**Your goal:** Identify all lines in the listing that include the word "della", and copy them out.

**Data to use:**
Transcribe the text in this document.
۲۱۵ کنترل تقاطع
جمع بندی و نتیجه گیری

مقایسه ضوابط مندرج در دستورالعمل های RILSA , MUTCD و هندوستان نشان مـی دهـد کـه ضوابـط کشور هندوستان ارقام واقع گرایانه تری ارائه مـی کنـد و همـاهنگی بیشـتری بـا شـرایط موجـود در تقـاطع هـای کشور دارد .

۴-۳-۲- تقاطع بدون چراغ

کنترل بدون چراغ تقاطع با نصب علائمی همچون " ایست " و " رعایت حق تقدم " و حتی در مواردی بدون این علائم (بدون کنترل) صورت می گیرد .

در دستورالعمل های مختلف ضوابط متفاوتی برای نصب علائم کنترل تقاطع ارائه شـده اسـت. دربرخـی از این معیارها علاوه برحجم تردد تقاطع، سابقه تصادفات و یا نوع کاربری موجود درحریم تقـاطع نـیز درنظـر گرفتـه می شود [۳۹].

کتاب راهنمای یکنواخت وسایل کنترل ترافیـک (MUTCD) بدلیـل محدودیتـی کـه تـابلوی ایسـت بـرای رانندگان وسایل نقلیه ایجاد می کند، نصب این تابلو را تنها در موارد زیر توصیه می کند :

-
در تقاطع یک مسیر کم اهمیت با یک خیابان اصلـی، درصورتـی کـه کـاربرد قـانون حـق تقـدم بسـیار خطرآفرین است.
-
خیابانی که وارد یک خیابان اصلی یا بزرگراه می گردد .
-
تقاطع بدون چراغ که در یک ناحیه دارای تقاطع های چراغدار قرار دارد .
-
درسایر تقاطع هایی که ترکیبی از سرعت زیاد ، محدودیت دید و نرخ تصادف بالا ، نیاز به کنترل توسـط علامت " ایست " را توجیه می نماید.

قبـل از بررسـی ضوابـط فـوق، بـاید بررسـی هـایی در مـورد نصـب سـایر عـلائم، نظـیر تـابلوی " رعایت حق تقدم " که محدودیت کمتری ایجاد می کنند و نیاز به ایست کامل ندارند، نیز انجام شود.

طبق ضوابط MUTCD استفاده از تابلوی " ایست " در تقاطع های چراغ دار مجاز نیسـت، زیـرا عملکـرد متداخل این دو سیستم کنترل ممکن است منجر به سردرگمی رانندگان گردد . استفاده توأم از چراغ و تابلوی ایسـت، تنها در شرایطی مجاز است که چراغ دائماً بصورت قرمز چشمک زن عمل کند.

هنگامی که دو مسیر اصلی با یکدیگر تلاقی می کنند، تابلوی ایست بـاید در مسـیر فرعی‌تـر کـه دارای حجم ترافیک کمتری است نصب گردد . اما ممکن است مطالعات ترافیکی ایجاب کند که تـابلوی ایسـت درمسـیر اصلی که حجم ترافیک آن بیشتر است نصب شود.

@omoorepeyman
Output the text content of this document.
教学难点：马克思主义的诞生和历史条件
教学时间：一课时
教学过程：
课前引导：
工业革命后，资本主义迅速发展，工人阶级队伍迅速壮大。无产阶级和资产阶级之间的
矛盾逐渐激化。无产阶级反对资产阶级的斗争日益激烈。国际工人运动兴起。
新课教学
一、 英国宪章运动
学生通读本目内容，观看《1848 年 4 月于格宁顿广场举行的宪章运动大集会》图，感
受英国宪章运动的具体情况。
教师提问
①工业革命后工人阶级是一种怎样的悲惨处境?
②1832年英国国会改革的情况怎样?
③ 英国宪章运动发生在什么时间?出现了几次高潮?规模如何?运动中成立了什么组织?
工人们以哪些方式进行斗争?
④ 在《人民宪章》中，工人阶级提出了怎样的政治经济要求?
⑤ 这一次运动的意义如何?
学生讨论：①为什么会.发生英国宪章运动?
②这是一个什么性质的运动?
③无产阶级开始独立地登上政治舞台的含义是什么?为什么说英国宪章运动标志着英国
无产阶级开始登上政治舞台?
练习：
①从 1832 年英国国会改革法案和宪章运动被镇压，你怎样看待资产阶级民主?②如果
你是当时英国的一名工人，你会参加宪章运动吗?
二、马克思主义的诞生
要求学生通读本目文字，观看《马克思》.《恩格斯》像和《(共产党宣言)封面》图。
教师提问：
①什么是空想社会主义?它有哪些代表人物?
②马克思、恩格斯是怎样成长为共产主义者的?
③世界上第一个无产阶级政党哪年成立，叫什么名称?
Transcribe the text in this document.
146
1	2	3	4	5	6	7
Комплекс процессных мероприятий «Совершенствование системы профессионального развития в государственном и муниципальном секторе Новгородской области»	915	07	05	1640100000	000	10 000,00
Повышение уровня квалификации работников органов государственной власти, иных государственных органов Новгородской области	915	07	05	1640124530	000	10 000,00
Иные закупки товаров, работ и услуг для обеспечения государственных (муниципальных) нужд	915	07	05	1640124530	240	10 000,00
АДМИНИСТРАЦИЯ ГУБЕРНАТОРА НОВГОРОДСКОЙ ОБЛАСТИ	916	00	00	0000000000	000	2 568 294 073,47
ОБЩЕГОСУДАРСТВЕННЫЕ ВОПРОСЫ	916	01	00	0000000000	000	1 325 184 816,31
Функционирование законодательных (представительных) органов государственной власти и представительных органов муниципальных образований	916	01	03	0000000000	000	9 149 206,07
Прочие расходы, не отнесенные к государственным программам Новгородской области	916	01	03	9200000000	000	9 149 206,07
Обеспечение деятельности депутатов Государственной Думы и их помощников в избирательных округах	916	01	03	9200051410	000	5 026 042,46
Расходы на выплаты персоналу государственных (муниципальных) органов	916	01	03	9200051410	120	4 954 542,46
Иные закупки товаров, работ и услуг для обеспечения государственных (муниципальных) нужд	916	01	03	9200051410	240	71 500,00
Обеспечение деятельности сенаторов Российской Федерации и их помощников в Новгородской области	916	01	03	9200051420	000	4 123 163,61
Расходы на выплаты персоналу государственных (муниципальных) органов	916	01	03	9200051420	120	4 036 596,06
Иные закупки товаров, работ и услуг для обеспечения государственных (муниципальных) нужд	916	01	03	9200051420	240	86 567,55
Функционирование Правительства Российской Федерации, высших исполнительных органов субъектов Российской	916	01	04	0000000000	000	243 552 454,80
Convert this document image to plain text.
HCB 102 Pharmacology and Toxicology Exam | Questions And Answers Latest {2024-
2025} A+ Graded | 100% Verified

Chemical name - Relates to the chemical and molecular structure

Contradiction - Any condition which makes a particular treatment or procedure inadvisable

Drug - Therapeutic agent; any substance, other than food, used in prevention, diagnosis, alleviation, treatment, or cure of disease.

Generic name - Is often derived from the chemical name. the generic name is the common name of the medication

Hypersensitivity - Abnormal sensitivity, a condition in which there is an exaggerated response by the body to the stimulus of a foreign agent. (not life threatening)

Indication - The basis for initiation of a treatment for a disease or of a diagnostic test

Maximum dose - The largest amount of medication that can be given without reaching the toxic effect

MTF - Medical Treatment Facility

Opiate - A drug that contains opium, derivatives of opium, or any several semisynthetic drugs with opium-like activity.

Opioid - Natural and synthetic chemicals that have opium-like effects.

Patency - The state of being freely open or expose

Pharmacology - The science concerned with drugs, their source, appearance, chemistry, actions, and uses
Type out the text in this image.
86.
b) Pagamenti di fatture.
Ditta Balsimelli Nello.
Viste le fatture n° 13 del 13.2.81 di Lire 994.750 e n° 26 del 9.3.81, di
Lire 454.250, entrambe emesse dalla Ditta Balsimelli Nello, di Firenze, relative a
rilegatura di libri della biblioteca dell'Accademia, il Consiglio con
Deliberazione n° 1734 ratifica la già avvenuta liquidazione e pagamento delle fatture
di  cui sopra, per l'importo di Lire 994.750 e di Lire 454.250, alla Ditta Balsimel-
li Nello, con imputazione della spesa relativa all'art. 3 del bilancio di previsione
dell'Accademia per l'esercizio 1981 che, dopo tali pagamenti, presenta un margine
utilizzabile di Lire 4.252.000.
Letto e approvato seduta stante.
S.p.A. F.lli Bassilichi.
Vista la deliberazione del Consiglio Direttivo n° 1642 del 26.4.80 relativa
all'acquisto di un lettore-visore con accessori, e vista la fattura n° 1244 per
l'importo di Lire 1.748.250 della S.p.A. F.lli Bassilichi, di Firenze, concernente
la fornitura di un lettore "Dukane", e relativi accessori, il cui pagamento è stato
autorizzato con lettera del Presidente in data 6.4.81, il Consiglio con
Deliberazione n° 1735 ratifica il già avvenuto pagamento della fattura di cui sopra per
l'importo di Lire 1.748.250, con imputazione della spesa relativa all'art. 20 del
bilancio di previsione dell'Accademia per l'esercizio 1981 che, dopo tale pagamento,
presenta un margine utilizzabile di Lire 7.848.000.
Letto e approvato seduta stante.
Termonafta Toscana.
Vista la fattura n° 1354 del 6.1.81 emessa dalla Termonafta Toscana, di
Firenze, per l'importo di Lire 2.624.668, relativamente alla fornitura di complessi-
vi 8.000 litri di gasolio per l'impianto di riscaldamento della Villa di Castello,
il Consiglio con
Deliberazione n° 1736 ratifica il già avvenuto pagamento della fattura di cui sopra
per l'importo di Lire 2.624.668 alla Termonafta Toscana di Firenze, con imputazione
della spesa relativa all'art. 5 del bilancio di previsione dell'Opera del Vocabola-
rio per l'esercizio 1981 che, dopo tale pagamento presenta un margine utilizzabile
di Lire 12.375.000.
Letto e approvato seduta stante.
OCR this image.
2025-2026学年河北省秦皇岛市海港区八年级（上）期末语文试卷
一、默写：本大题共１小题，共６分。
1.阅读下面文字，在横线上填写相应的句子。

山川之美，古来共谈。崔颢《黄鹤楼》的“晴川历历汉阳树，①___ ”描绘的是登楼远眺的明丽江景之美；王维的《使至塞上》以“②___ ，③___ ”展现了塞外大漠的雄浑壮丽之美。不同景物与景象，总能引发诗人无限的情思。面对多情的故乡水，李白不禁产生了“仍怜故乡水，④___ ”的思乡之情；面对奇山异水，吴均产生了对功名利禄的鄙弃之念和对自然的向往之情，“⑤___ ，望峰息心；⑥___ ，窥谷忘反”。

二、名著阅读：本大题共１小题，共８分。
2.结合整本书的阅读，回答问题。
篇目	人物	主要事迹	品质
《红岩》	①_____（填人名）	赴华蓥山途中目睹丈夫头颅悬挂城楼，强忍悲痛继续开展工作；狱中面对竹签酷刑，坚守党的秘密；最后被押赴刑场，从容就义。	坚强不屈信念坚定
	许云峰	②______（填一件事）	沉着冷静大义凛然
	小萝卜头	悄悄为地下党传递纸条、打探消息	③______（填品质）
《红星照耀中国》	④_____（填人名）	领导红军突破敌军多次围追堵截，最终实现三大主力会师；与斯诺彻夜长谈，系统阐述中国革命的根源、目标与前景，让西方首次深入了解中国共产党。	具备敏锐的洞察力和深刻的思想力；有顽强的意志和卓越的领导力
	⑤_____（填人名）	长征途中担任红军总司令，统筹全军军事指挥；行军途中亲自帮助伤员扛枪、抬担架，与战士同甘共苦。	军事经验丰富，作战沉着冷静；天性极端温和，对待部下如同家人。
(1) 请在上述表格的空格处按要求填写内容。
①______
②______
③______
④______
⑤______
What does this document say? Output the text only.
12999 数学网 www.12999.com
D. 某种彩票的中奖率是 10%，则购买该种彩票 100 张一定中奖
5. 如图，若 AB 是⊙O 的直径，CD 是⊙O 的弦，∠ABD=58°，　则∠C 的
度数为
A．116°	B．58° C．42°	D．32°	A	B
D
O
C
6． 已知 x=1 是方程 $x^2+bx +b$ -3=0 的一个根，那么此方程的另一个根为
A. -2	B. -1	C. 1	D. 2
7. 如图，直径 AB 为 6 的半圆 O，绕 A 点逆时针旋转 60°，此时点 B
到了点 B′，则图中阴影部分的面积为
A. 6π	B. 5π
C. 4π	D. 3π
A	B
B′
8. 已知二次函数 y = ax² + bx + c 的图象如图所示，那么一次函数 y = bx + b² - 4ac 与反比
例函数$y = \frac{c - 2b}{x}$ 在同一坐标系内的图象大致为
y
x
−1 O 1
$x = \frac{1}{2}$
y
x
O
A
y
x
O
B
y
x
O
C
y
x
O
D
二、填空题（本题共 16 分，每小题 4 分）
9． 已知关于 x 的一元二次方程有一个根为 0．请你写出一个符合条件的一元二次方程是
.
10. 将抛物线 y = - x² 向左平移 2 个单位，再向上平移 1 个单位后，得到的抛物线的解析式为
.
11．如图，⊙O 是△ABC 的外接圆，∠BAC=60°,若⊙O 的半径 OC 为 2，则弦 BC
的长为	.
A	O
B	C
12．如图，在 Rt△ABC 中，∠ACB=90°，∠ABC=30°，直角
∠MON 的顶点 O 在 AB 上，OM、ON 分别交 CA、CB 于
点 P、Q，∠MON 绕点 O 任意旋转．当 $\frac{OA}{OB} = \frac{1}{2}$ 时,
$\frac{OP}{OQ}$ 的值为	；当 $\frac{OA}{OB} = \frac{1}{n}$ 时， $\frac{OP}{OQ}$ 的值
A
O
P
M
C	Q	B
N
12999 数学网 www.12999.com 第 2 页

**Reply:**
rilegatura di libri della biblioteca dell'Accademia, il Consiglio con
li Nello, con imputazione della spesa relativa all'art. 3 del bilancio di previsione
l'importo di Lire 1.748.250 della S.p.A. F.lli Bassilichi, di Firenze, concernente
Deliberazione n° 1735 ratifica il già avvenuto pagamento della fattura di cui sopra per
l'importo di Lire 1.748.250, con imputazione della spesa relativa all'art. 20 del
vi 8.000 litri di gasolio per l'impianto di riscaldamento della Villa di Castello,
Deliberazione n° 1736 ratifica il già avvenuto pagamento della fattura di cui sopra
della spesa relativa all'art. 5 del bilancio di previsione dell'Opera del Vocabola-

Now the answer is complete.